Information supplied:
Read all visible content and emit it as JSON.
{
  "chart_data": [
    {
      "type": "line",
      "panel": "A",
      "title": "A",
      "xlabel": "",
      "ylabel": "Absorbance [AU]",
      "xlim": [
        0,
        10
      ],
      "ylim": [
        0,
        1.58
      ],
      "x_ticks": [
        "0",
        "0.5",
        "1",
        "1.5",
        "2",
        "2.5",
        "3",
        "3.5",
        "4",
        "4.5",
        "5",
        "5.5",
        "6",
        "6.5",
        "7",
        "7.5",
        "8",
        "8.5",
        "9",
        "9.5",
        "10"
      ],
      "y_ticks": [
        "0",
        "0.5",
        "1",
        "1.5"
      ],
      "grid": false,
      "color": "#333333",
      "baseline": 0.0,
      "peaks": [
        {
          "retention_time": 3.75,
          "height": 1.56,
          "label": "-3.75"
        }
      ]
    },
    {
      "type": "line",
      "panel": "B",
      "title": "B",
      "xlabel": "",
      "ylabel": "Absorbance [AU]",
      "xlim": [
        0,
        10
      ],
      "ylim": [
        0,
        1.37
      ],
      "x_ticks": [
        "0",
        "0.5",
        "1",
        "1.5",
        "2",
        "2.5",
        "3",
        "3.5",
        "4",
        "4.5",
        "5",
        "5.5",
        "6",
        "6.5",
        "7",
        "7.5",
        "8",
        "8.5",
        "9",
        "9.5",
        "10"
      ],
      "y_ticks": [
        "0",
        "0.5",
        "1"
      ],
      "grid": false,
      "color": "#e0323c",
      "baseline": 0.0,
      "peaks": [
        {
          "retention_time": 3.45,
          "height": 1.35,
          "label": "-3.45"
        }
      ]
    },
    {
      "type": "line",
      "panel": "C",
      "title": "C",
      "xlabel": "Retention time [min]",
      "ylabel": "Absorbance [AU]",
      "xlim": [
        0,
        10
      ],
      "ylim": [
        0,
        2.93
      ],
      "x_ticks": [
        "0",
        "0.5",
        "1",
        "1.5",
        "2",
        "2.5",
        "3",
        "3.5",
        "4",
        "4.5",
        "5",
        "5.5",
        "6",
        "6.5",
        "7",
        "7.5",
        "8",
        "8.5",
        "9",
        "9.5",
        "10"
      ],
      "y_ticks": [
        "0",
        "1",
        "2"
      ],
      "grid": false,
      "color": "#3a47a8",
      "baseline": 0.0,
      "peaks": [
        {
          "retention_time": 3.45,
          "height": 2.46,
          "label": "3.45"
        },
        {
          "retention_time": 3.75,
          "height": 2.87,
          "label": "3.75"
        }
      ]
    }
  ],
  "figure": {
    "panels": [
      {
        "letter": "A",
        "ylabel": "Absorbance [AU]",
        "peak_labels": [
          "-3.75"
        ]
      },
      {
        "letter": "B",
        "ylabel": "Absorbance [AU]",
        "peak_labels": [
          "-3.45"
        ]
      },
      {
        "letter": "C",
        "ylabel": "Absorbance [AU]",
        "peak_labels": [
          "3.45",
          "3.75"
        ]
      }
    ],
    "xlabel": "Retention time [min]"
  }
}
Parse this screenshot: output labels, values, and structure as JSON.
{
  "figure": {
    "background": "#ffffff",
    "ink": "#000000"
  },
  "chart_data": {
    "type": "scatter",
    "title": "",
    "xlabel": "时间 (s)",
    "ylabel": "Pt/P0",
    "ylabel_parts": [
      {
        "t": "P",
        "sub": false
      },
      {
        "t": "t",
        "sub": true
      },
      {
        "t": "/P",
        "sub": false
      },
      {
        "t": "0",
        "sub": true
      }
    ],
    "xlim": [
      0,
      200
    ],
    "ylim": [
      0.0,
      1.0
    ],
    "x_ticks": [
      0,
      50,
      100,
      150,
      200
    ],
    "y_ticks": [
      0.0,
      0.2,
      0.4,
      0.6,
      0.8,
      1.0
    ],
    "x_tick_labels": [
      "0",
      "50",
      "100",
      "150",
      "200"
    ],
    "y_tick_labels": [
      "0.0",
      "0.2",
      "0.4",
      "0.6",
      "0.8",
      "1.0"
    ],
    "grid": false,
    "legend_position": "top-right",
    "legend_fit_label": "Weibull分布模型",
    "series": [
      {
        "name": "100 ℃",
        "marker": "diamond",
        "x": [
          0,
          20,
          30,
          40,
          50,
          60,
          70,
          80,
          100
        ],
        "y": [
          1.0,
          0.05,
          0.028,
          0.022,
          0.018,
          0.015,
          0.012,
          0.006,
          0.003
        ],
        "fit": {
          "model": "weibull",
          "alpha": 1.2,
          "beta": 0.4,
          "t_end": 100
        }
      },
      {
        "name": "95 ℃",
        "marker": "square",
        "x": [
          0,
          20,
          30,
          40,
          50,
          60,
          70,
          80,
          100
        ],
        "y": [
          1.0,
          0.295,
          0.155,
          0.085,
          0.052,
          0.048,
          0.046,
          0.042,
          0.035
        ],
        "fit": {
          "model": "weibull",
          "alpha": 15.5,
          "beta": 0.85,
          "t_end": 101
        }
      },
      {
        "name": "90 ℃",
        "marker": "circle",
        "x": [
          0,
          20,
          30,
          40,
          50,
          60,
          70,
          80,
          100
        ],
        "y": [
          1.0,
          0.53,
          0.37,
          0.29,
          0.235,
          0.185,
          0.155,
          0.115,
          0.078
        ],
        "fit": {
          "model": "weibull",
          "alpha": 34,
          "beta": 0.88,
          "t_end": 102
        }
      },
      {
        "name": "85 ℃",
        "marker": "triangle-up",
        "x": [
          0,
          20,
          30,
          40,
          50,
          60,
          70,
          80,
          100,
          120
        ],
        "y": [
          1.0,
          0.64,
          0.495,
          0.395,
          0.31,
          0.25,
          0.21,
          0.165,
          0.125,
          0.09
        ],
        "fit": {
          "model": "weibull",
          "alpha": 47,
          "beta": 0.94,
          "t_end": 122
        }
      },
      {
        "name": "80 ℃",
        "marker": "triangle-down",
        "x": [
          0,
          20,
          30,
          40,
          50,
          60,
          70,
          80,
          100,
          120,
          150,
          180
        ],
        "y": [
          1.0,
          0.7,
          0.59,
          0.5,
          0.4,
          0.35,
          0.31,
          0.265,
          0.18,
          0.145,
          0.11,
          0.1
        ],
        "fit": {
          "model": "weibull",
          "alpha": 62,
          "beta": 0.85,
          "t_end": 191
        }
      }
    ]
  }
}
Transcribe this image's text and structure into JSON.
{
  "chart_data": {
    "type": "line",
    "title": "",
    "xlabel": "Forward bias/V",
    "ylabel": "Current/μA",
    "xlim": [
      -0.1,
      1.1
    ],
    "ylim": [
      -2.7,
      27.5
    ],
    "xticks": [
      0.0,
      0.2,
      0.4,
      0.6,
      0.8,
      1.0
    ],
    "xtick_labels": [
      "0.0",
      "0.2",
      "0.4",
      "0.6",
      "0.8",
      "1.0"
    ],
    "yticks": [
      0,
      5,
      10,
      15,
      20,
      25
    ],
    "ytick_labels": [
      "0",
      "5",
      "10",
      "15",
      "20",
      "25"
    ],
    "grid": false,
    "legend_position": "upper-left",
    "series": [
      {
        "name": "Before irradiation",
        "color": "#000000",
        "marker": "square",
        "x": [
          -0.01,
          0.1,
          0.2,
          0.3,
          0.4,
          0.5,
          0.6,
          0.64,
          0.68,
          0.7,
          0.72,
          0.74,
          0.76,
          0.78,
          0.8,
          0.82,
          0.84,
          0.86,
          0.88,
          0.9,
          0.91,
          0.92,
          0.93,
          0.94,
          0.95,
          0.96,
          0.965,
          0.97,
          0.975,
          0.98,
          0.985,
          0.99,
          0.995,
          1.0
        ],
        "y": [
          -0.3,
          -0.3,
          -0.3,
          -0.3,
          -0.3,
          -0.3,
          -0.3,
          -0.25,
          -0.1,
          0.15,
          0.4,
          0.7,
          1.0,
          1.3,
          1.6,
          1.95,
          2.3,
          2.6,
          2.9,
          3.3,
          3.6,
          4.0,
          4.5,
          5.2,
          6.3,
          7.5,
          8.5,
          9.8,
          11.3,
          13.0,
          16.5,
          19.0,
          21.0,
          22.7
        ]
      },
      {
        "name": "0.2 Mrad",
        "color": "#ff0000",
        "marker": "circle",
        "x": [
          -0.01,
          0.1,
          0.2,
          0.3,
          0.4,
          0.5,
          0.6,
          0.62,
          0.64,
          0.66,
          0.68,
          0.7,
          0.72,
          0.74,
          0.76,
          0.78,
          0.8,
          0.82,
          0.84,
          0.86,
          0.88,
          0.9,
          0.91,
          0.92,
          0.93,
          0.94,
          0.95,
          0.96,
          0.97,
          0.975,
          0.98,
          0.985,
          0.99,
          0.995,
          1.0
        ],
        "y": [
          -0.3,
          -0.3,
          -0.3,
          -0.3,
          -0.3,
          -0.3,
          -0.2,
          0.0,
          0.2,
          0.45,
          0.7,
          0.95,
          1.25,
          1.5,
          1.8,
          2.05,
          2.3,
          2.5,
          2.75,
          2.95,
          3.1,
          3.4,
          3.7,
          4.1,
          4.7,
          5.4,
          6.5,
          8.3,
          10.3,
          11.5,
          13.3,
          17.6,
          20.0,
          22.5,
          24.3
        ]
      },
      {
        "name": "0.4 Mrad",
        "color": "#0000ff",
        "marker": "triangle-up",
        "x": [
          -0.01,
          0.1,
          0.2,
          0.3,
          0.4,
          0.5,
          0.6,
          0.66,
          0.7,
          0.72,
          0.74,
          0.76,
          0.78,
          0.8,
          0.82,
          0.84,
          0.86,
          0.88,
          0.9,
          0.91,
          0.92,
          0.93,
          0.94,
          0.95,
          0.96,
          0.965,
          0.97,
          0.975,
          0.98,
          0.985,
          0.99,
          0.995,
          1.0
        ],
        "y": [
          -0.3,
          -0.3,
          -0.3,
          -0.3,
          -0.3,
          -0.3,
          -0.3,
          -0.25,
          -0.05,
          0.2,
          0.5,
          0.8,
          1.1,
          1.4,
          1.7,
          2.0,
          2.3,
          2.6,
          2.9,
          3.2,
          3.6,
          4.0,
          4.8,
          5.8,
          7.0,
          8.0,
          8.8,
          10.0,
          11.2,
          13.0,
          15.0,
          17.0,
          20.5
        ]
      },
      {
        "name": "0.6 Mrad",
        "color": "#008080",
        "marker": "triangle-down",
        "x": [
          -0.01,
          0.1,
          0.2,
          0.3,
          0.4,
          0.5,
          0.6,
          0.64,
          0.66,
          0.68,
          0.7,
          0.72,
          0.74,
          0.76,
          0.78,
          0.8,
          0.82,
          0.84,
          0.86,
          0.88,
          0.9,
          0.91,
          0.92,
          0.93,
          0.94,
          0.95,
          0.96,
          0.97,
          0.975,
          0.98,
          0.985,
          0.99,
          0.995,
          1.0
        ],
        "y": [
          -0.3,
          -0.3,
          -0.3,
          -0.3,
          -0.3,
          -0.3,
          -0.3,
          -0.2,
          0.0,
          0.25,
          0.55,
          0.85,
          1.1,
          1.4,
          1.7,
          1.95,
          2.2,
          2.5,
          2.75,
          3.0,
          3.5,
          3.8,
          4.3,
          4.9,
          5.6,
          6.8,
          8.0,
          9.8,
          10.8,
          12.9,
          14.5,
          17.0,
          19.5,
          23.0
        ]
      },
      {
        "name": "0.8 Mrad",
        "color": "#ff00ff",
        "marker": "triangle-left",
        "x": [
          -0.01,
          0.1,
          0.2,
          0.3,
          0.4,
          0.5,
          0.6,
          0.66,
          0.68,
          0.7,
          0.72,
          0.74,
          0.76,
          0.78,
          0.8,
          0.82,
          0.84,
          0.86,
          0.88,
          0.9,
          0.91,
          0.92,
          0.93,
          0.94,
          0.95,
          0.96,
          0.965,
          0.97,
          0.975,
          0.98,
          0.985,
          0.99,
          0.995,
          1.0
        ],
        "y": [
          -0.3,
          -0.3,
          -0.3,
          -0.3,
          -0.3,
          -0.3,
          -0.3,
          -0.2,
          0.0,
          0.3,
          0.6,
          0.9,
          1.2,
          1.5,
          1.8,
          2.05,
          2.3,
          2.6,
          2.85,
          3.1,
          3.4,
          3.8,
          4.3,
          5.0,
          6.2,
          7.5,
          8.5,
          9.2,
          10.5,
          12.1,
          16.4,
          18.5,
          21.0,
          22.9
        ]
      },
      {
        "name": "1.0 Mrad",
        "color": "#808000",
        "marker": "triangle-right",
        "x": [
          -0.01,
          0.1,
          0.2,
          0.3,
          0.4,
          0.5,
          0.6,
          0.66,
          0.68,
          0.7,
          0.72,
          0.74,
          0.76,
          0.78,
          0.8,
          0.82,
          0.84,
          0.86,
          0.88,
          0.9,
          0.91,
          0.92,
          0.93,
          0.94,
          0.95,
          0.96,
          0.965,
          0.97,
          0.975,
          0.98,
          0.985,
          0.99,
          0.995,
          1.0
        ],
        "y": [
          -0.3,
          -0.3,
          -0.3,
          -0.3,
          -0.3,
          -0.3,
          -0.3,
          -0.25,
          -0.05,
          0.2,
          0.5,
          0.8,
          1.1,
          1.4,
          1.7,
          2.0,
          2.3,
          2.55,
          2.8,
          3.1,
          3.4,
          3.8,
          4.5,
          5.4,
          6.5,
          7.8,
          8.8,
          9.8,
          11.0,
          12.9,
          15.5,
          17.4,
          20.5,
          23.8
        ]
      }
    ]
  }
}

The exercise:
In the entries above, identify each line that includes the string "JSON", then copy it.

Expected answer:
Read all visible content and emit it as JSON.
Parse this screenshot: output labels, values, and structure as JSON.
Transcribe this image's text and structure into JSON.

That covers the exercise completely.